* [YOUR INSTRUCTIONS] Drop the pictures; give again exactly the lines from the one holding "What's the underlying" through the end of the data.

* [RECORDS SUPPLIED]
* begin *
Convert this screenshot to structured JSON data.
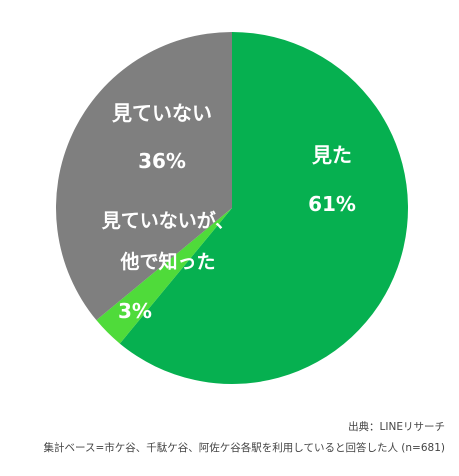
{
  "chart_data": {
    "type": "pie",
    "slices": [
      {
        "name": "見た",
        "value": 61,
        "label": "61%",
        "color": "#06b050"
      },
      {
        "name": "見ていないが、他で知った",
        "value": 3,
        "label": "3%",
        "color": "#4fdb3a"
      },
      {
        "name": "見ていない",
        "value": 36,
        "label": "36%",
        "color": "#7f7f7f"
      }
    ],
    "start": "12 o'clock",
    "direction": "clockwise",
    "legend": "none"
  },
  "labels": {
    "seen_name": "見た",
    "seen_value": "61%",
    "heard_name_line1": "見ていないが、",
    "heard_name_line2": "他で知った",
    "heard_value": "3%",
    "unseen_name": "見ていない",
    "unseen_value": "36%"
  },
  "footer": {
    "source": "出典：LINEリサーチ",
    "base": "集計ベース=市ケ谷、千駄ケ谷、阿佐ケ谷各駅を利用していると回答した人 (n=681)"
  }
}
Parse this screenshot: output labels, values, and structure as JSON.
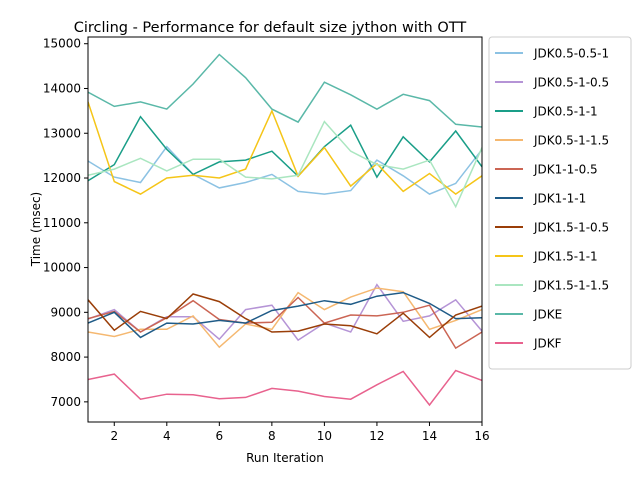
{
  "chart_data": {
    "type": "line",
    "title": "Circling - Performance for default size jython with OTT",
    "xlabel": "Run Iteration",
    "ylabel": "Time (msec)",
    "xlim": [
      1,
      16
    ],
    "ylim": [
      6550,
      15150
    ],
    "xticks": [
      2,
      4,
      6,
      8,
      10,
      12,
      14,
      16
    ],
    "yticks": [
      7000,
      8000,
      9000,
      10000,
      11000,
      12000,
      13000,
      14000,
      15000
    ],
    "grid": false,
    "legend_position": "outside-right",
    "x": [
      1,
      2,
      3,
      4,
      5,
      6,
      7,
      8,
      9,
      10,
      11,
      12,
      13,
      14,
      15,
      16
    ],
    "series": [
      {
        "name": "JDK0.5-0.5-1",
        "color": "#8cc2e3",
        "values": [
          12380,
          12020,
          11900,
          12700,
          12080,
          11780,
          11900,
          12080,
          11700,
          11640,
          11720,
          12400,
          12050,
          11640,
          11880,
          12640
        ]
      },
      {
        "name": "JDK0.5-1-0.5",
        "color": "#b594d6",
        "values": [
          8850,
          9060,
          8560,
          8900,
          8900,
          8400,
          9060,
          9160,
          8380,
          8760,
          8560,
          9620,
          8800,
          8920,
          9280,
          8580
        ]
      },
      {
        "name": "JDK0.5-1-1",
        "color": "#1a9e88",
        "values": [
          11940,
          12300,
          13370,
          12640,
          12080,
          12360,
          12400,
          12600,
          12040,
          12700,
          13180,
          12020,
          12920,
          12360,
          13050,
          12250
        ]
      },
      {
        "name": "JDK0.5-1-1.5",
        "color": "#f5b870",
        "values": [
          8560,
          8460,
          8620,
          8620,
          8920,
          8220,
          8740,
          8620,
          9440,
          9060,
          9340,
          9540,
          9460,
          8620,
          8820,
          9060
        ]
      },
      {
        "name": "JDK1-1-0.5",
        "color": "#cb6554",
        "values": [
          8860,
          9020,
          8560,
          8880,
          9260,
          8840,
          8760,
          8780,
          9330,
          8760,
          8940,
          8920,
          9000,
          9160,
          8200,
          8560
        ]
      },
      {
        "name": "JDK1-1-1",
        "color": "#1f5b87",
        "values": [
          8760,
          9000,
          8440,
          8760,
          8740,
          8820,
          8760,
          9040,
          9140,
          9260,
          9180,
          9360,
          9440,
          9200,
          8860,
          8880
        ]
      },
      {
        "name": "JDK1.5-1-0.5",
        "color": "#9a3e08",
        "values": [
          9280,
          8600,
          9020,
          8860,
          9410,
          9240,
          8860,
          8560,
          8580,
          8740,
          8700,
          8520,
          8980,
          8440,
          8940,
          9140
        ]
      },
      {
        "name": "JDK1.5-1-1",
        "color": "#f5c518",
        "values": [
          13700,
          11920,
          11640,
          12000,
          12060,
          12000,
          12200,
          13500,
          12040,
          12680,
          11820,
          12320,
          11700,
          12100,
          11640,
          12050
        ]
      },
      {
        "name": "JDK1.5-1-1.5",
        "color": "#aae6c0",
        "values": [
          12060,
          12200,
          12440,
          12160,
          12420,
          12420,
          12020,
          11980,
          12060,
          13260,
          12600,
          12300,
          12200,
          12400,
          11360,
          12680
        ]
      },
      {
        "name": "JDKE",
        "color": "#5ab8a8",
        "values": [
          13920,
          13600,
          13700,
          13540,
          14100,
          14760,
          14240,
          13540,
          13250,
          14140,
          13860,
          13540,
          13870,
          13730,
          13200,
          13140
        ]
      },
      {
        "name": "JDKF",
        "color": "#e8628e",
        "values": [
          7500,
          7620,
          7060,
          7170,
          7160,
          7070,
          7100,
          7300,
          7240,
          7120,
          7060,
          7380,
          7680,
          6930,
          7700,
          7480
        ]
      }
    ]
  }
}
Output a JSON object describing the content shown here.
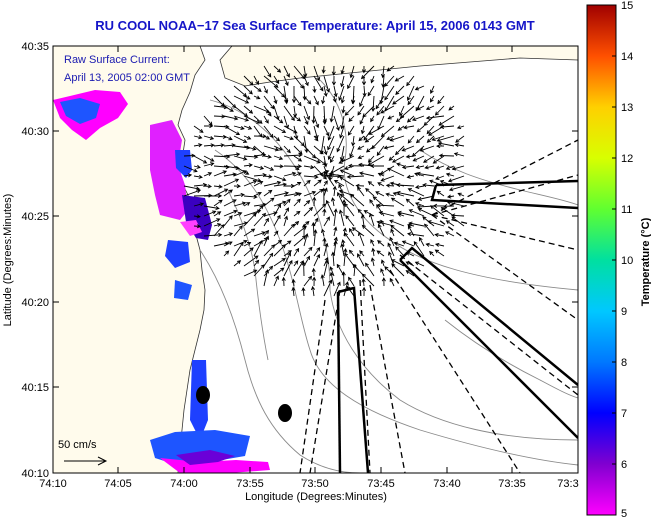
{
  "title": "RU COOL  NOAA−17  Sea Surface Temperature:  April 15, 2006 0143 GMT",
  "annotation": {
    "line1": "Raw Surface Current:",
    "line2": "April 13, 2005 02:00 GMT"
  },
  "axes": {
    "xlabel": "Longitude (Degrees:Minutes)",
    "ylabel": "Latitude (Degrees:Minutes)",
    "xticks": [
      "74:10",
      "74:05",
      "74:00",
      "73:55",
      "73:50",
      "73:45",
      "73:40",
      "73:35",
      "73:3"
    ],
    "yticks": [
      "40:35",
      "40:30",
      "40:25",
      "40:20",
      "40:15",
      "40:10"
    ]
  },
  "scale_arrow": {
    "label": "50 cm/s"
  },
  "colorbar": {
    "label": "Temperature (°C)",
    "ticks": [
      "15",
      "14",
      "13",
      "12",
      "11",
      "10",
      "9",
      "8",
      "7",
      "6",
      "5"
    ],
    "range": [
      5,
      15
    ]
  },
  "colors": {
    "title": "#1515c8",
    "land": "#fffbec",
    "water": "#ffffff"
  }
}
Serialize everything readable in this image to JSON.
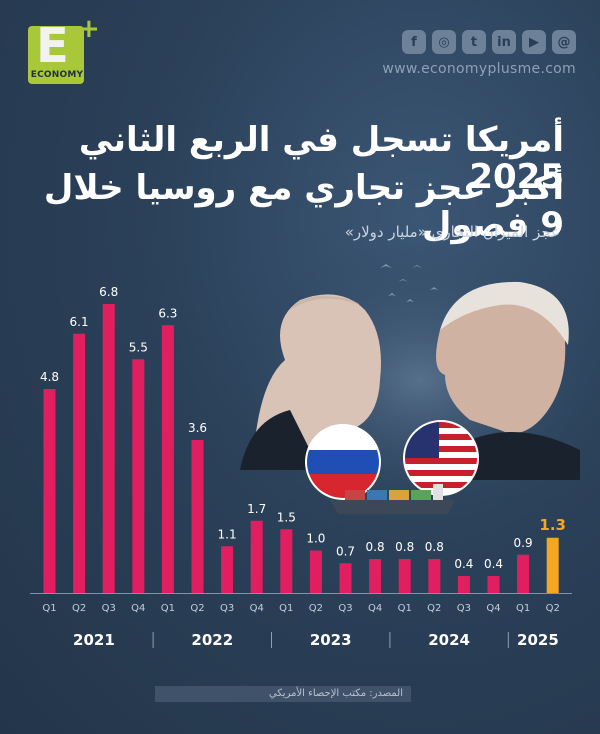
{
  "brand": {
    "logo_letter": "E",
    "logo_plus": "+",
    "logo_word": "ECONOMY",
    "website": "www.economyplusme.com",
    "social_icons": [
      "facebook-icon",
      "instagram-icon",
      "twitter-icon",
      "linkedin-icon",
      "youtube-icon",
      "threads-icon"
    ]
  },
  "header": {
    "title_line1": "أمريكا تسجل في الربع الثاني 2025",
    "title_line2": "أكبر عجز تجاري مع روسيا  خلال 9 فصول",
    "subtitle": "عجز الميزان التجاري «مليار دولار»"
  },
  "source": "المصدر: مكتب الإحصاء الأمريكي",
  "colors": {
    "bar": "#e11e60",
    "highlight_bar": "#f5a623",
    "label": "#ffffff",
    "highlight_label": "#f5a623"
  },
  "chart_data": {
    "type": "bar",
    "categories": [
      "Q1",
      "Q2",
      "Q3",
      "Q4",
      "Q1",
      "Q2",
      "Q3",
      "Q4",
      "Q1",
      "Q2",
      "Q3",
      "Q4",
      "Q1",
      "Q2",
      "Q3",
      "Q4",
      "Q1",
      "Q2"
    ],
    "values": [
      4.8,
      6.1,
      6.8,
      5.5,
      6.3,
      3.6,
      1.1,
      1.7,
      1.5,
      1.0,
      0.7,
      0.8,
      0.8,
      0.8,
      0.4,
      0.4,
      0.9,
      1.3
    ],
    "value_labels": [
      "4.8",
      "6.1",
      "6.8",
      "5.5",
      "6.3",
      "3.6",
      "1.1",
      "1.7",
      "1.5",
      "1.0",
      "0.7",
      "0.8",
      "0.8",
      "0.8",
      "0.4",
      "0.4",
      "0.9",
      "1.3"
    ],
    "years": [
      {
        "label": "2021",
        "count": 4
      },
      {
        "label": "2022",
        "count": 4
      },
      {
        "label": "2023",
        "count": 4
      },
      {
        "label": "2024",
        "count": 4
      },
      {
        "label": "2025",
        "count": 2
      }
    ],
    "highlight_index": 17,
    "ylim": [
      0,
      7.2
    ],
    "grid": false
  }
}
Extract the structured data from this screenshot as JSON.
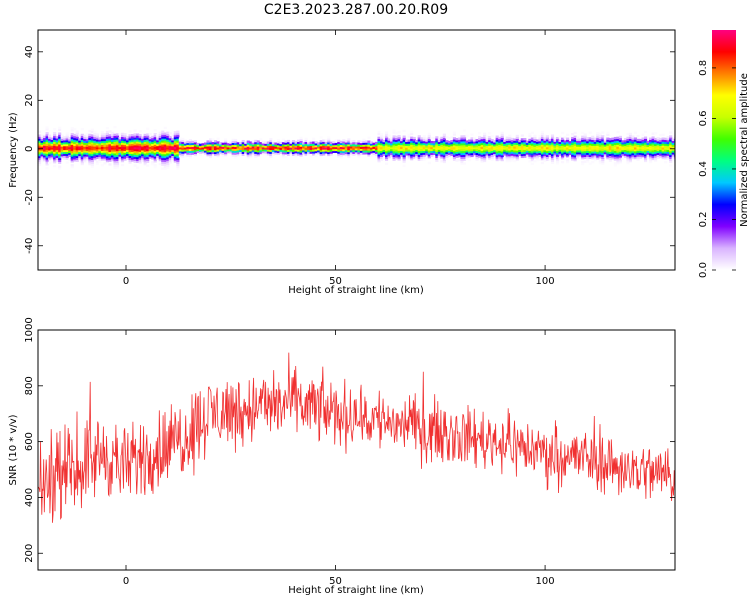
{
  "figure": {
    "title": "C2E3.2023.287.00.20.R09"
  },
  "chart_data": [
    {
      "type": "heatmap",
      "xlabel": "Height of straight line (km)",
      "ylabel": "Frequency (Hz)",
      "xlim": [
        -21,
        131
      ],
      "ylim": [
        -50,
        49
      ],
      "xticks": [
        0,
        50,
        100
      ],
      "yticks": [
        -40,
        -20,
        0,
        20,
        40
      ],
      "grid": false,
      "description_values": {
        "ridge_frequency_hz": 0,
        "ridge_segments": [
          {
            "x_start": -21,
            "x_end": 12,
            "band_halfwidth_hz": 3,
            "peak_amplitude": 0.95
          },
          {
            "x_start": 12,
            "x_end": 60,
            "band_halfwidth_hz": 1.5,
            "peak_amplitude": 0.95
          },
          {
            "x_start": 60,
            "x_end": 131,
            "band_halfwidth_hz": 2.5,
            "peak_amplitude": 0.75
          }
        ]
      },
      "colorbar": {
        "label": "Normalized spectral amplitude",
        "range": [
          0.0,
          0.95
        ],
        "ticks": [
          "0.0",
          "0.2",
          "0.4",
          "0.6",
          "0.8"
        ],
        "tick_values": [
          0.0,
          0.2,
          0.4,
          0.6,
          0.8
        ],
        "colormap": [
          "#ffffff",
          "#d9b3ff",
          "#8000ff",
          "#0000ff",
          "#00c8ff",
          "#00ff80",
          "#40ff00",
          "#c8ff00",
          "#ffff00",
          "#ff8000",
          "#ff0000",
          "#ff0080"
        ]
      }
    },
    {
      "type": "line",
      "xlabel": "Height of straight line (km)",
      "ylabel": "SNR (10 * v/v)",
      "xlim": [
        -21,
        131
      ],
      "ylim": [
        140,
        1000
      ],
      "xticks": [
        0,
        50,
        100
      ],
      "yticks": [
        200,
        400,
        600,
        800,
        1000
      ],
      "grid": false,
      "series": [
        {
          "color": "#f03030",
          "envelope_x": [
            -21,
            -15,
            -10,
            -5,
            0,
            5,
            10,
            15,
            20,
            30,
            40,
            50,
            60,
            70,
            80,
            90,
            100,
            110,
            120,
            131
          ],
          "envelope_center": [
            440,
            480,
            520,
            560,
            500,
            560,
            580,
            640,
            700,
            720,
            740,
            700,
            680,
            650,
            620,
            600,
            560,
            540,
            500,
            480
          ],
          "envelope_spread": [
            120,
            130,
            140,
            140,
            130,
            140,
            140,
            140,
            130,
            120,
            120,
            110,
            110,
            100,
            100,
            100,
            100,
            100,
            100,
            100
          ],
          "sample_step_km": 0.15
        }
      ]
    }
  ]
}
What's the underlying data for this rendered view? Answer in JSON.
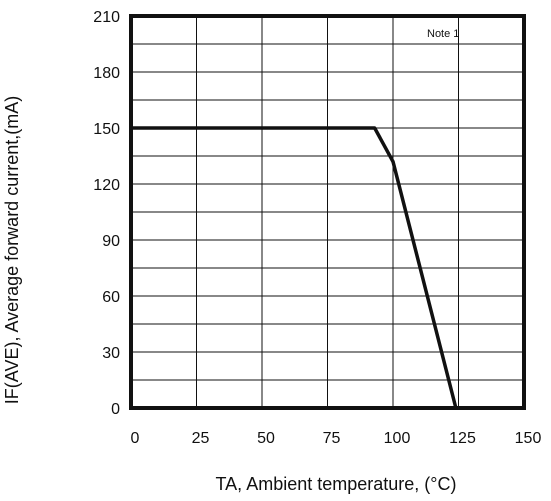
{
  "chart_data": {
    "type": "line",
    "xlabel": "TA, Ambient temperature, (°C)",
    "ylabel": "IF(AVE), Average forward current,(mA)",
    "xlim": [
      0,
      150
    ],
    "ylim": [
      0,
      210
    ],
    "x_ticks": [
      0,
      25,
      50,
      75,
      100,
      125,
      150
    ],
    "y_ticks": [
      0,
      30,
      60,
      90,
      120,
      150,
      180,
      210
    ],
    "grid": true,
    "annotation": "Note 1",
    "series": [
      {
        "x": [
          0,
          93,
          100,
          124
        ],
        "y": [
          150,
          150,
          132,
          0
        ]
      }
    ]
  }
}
* end *
* [FULL ANSWER]
What's the underlying data for this rendered view? Answer in JSON.
{
  "chart_data": {
    "type": "line",
    "xlabel": "TA, Ambient temperature, (°C)",
    "ylabel": "IF(AVE), Average forward current,(mA)",
    "xlim": [
      0,
      150
    ],
    "ylim": [
      0,
      210
    ],
    "x_ticks": [
      0,
      25,
      50,
      75,
      100,
      125,
      150
    ],
    "y_ticks": [
      0,
      30,
      60,
      90,
      120,
      150,
      180,
      210
    ],
    "grid": true,
    "annotation": "Note 1",
    "series": [
      {
        "x": [
          0,
          93,
          100,
          124
        ],
        "y": [
          150,
          150,
          132,
          0
        ]
      }
    ]
  }
}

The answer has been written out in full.